- [Exercise description] For every line in the data below that contains "кишку", copy the line.

-- Start of Supplied records --

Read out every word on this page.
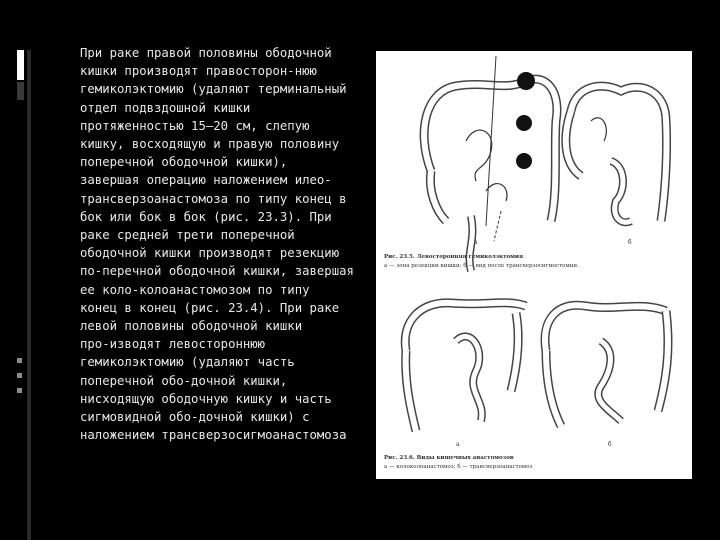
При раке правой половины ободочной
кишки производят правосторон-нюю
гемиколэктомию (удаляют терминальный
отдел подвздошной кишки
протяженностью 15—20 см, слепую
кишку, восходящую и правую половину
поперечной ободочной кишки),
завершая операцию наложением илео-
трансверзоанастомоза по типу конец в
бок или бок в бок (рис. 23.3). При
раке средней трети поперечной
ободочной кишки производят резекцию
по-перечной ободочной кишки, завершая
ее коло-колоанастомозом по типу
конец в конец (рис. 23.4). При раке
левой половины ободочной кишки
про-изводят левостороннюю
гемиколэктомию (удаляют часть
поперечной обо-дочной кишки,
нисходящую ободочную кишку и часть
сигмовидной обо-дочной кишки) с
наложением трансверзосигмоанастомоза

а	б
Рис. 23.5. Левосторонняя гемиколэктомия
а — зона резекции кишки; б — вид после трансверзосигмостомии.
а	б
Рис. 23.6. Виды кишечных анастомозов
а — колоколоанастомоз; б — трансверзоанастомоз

-- End of Supplied records --
-- Start of Supplied records --

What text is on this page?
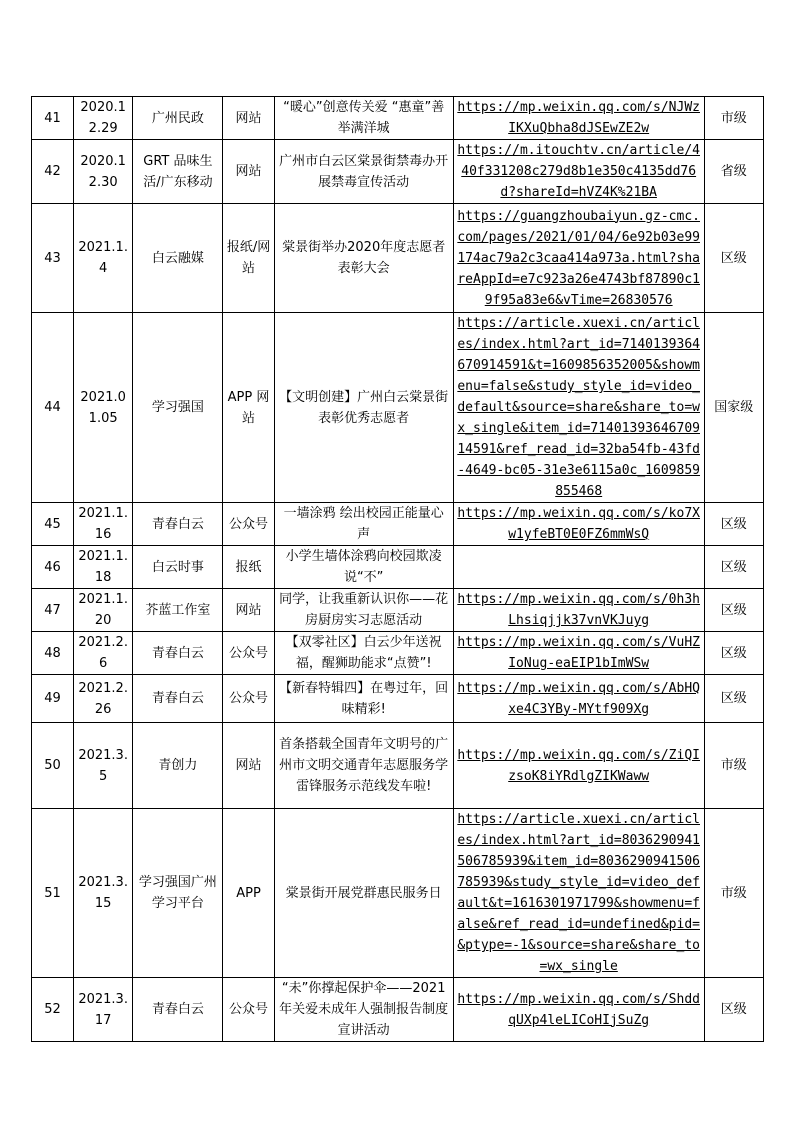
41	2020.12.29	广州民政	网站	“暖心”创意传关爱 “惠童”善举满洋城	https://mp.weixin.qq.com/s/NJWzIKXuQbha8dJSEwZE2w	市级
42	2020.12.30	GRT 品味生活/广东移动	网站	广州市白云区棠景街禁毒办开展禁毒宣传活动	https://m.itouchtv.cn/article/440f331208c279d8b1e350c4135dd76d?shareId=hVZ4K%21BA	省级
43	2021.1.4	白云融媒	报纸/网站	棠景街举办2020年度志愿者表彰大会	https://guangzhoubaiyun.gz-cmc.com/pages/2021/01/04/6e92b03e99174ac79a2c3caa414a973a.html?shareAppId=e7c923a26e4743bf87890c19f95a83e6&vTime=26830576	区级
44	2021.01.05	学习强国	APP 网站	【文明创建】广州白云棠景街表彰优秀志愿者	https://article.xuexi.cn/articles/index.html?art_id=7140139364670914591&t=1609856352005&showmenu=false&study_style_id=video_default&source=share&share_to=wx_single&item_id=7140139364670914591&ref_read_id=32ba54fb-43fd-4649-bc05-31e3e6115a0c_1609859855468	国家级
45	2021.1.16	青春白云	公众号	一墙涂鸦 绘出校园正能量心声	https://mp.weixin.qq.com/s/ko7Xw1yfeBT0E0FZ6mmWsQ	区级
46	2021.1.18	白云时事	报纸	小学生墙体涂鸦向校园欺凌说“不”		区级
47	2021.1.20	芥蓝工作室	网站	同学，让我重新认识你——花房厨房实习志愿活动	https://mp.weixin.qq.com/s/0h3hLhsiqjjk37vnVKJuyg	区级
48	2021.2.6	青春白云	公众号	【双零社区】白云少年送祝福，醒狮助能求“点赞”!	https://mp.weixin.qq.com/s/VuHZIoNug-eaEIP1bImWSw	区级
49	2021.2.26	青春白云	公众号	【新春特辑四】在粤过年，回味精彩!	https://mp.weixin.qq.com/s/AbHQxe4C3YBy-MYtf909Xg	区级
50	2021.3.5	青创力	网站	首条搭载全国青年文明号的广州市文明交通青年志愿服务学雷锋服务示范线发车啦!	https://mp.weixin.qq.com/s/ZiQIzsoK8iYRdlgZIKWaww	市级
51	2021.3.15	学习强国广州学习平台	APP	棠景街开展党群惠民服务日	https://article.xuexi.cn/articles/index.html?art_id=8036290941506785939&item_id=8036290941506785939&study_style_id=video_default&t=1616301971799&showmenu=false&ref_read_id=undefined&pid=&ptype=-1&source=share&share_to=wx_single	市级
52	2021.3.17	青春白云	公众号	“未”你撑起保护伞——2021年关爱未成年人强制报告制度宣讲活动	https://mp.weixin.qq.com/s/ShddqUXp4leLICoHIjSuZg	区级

-- End of Supplied records --

- [Exercise output]
кишку, восходящую и правую половину
нисходящую ободочную кишку и часть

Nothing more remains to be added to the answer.